⟨

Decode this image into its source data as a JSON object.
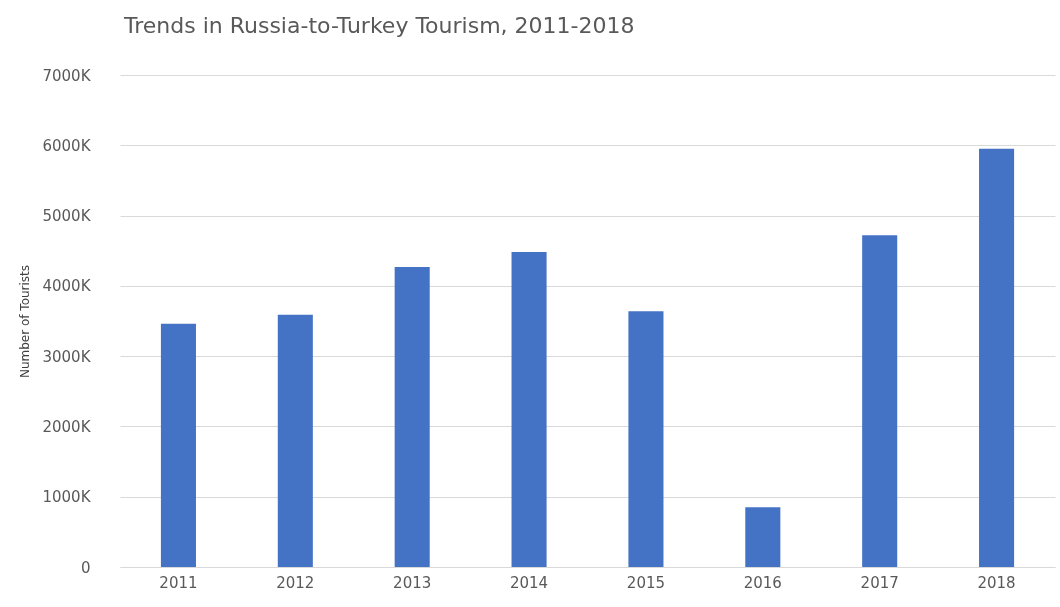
{
  "chart_data": {
    "type": "bar",
    "title": "Trends in Russia-to-Turkey Tourism, 2011-2018",
    "ylabel": "Number of Tourists",
    "categories": [
      "2011",
      "2012",
      "2013",
      "2014",
      "2015",
      "2016",
      "2017",
      "2018"
    ],
    "values": [
      3460,
      3590,
      4270,
      4480,
      3640,
      850,
      4720,
      5950
    ],
    "color": "#4472c4",
    "ylim": [
      0,
      7000
    ],
    "yticks": [
      0,
      {
        "value": 1000,
        "label": "1000K"
      },
      {
        "value": 2000,
        "label": "2000K"
      },
      {
        "value": 3000,
        "label": "3000K"
      },
      {
        "value": 4000,
        "label": "4000K"
      },
      {
        "value": 5000,
        "label": "5000K"
      },
      {
        "value": 6000,
        "label": "6000K"
      },
      {
        "value": 7000,
        "label": "7000K"
      }
    ],
    "grid": "y"
  }
}
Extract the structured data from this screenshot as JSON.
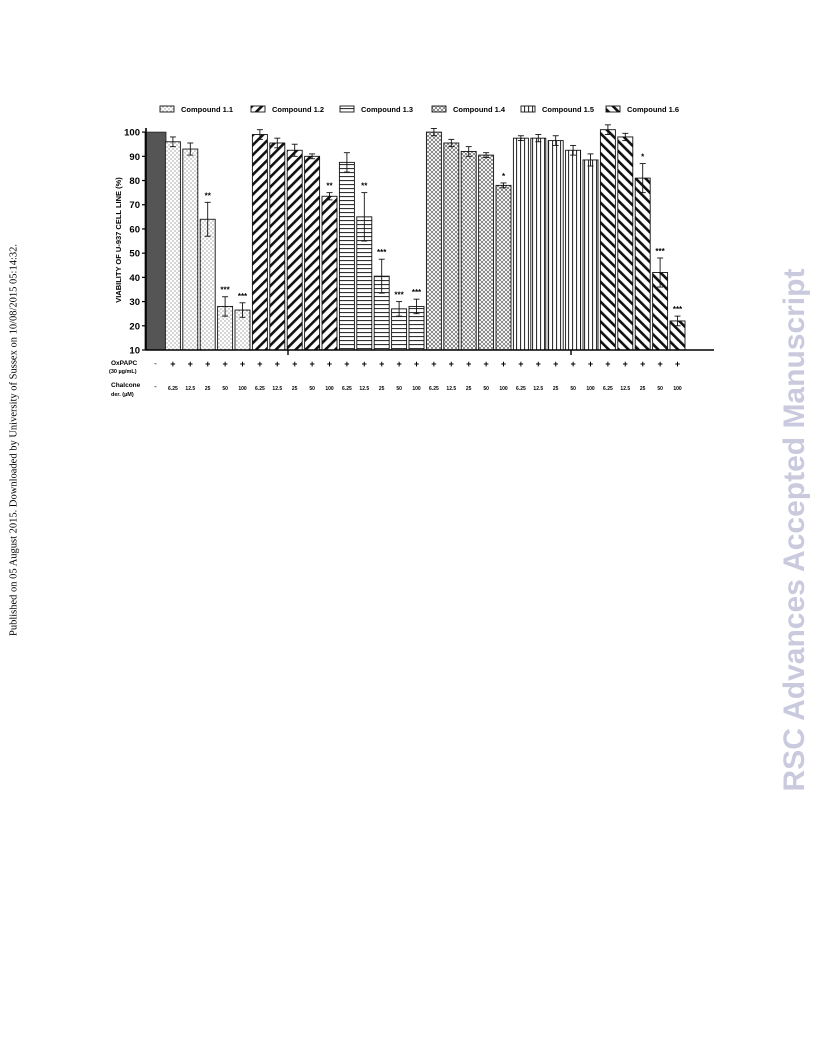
{
  "sidebar_note": "Published on 05 August 2015. Downloaded by University of Sussex on 10/08/2015 05:14:32.",
  "watermark": "RSC Advances Accepted Manuscript",
  "chart_data": {
    "type": "bar",
    "title": "",
    "ylabel": "VIABILITY OF U-937 CELL LINE (%)",
    "ylim": [
      10,
      105
    ],
    "yticks": [
      10,
      20,
      30,
      40,
      50,
      60,
      70,
      80,
      90,
      100
    ],
    "grid": true,
    "legend_position": "top",
    "legend": [
      "Compound 1.1",
      "Compound 1.2",
      "Compound 1.3",
      "Compound 1.4",
      "Compound 1.5",
      "Compound 1.6"
    ],
    "control": {
      "value": 100,
      "oxpapc": "-",
      "conc": "-"
    },
    "row_labels": {
      "oxpapc": [
        "OxPAPC",
        "(30 µg/mL)"
      ],
      "conc": [
        "Chalcone",
        "der. (µM)"
      ]
    },
    "concentrations": [
      "6.25",
      "12.5",
      "25",
      "50",
      "100"
    ],
    "series": [
      {
        "name": "Compound 1.1",
        "pattern": "dots",
        "values": [
          96,
          93,
          64,
          28,
          26.5
        ],
        "errors": [
          2,
          2.5,
          7,
          4,
          3
        ],
        "marks": [
          "",
          "",
          "**",
          "***",
          "***"
        ]
      },
      {
        "name": "Compound 1.2",
        "pattern": "diag",
        "values": [
          99,
          95.5,
          92.5,
          90,
          73.5
        ],
        "errors": [
          2,
          2,
          2.5,
          1,
          1.5
        ],
        "marks": [
          "",
          "",
          "",
          "",
          "**"
        ]
      },
      {
        "name": "Compound 1.3",
        "pattern": "hlines",
        "values": [
          87.5,
          65,
          40.5,
          27,
          28
        ],
        "errors": [
          4,
          10,
          7,
          3,
          3
        ],
        "marks": [
          "",
          "**",
          "***",
          "***",
          "***"
        ]
      },
      {
        "name": "Compound 1.4",
        "pattern": "cross",
        "values": [
          100,
          95.5,
          92,
          90.5,
          78
        ],
        "errors": [
          1.5,
          1.5,
          2,
          1,
          1
        ],
        "marks": [
          "",
          "",
          "",
          "",
          "*"
        ]
      },
      {
        "name": "Compound 1.5",
        "pattern": "vlines",
        "values": [
          97.5,
          97.5,
          96.5,
          92.5,
          88.5
        ],
        "errors": [
          1,
          1.5,
          2,
          2,
          2.5
        ],
        "marks": [
          "",
          "",
          "",
          "",
          ""
        ]
      },
      {
        "name": "Compound 1.6",
        "pattern": "backdiag",
        "values": [
          101,
          98,
          81,
          42,
          22
        ],
        "errors": [
          2,
          1.5,
          6,
          6,
          2
        ],
        "marks": [
          "",
          "",
          "*",
          "***",
          "***"
        ]
      }
    ]
  }
}
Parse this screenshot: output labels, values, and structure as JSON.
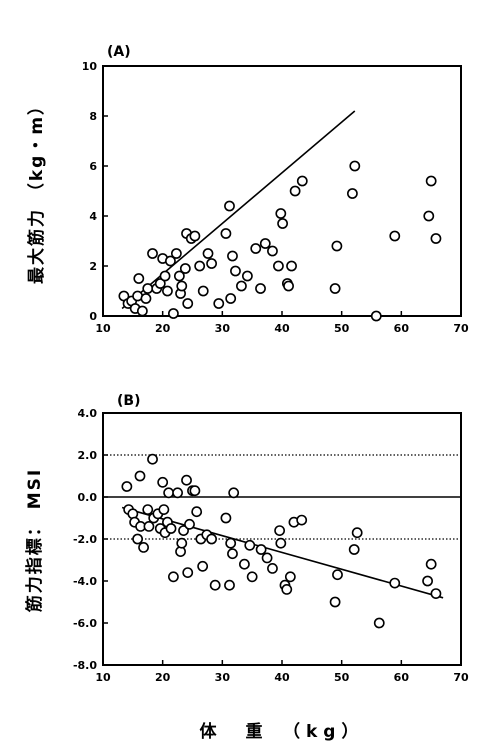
{
  "chart_data": [
    {
      "type": "scatter",
      "panel_label": "(A)",
      "ylabel": "最大筋力 （kg・m）",
      "xlim": [
        10,
        70
      ],
      "ylim": [
        0,
        10
      ],
      "xticks": [
        "10",
        "20",
        "30",
        "40",
        "50",
        "60",
        "70"
      ],
      "yticks": [
        "0",
        "2",
        "4",
        "6",
        "8",
        "10"
      ],
      "points": [
        [
          13.5,
          0.8
        ],
        [
          14.2,
          0.5
        ],
        [
          14.8,
          0.6
        ],
        [
          15.4,
          0.3
        ],
        [
          15.8,
          0.8
        ],
        [
          16.0,
          1.5
        ],
        [
          16.6,
          0.2
        ],
        [
          17.2,
          0.7
        ],
        [
          17.5,
          1.1
        ],
        [
          18.3,
          2.5
        ],
        [
          19.0,
          1.1
        ],
        [
          19.6,
          1.3
        ],
        [
          20.0,
          2.3
        ],
        [
          20.4,
          1.6
        ],
        [
          20.8,
          1.0
        ],
        [
          21.3,
          2.2
        ],
        [
          21.8,
          0.1
        ],
        [
          22.3,
          2.5
        ],
        [
          22.8,
          1.6
        ],
        [
          23.0,
          0.9
        ],
        [
          23.2,
          1.2
        ],
        [
          23.8,
          1.9
        ],
        [
          24.0,
          3.3
        ],
        [
          24.2,
          0.5
        ],
        [
          24.8,
          3.1
        ],
        [
          25.4,
          3.2
        ],
        [
          26.2,
          2.0
        ],
        [
          26.8,
          1.0
        ],
        [
          27.6,
          2.5
        ],
        [
          28.2,
          2.1
        ],
        [
          29.4,
          0.5
        ],
        [
          30.6,
          3.3
        ],
        [
          31.2,
          4.4
        ],
        [
          31.4,
          0.7
        ],
        [
          31.7,
          2.4
        ],
        [
          32.2,
          1.8
        ],
        [
          33.2,
          1.2
        ],
        [
          34.2,
          1.6
        ],
        [
          35.6,
          2.7
        ],
        [
          36.4,
          1.1
        ],
        [
          37.2,
          2.9
        ],
        [
          38.4,
          2.6
        ],
        [
          39.4,
          2.0
        ],
        [
          39.8,
          4.1
        ],
        [
          40.1,
          3.7
        ],
        [
          40.9,
          1.3
        ],
        [
          41.1,
          1.2
        ],
        [
          41.6,
          2.0
        ],
        [
          42.2,
          5.0
        ],
        [
          43.4,
          5.4
        ],
        [
          48.9,
          1.1
        ],
        [
          49.2,
          2.8
        ],
        [
          51.8,
          4.9
        ],
        [
          52.2,
          6.0
        ],
        [
          55.8,
          0.0
        ],
        [
          58.9,
          3.2
        ],
        [
          64.6,
          4.0
        ],
        [
          65.0,
          5.4
        ],
        [
          65.8,
          3.1
        ]
      ],
      "fit_line": [
        [
          13.2,
          0.3
        ],
        [
          52.2,
          8.2
        ]
      ],
      "ref_lines": []
    },
    {
      "type": "scatter",
      "panel_label": "(B)",
      "ylabel": "筋力指標： MSI",
      "xlabel": "体　重　（kg）",
      "xlim": [
        10,
        70
      ],
      "ylim": [
        -8,
        4
      ],
      "xticks": [
        "10",
        "20",
        "30",
        "40",
        "50",
        "60",
        "70"
      ],
      "yticks": [
        "4.0",
        "2.0",
        "0.0",
        "-2.0",
        "-4.0",
        "-6.0",
        "-8.0"
      ],
      "points": [
        [
          14.0,
          0.5
        ],
        [
          14.3,
          -0.6
        ],
        [
          15.0,
          -0.8
        ],
        [
          15.3,
          -1.2
        ],
        [
          15.8,
          -2.0
        ],
        [
          16.2,
          1.0
        ],
        [
          16.3,
          -1.4
        ],
        [
          16.8,
          -2.4
        ],
        [
          17.5,
          -0.6
        ],
        [
          17.7,
          -1.4
        ],
        [
          18.3,
          1.8
        ],
        [
          18.5,
          -1.0
        ],
        [
          19.2,
          -0.8
        ],
        [
          19.6,
          -1.5
        ],
        [
          20.0,
          0.7
        ],
        [
          20.2,
          -0.6
        ],
        [
          20.4,
          -1.7
        ],
        [
          20.8,
          -1.2
        ],
        [
          21.0,
          0.2
        ],
        [
          21.4,
          -1.5
        ],
        [
          21.8,
          -3.8
        ],
        [
          22.5,
          0.2
        ],
        [
          23.0,
          -2.6
        ],
        [
          23.2,
          -2.2
        ],
        [
          23.5,
          -1.6
        ],
        [
          24.0,
          0.8
        ],
        [
          24.2,
          -3.6
        ],
        [
          24.5,
          -1.3
        ],
        [
          25.0,
          0.3
        ],
        [
          25.4,
          0.3
        ],
        [
          25.7,
          -0.7
        ],
        [
          26.4,
          -2.0
        ],
        [
          26.7,
          -3.3
        ],
        [
          27.4,
          -1.8
        ],
        [
          28.2,
          -2.0
        ],
        [
          28.8,
          -4.2
        ],
        [
          30.6,
          -1.0
        ],
        [
          31.2,
          -4.2
        ],
        [
          31.4,
          -2.2
        ],
        [
          31.7,
          -2.7
        ],
        [
          31.9,
          0.2
        ],
        [
          33.7,
          -3.2
        ],
        [
          34.6,
          -2.3
        ],
        [
          35.0,
          -3.8
        ],
        [
          36.5,
          -2.5
        ],
        [
          37.5,
          -2.9
        ],
        [
          38.4,
          -3.4
        ],
        [
          39.6,
          -1.6
        ],
        [
          39.8,
          -2.2
        ],
        [
          40.5,
          -4.2
        ],
        [
          40.8,
          -4.4
        ],
        [
          41.4,
          -3.8
        ],
        [
          42.0,
          -1.2
        ],
        [
          43.3,
          -1.1
        ],
        [
          48.9,
          -5.0
        ],
        [
          49.3,
          -3.7
        ],
        [
          52.1,
          -2.5
        ],
        [
          52.6,
          -1.7
        ],
        [
          56.3,
          -6.0
        ],
        [
          58.9,
          -4.1
        ],
        [
          64.4,
          -4.0
        ],
        [
          65.0,
          -3.2
        ],
        [
          65.8,
          -4.6
        ]
      ],
      "fit_line": [
        [
          13.2,
          -0.5
        ],
        [
          67.0,
          -4.8
        ]
      ],
      "ref_lines": [
        2.0,
        -2.0
      ],
      "zero_line": 0.0
    }
  ]
}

⟩

→ **Requirements**: Where a line holds the string "screenshot", copy that line.

→ **Complete answer**:
Extract the structured data from this screenshot as JSON.
Parse this screenshot: output labels, values, and structure as JSON.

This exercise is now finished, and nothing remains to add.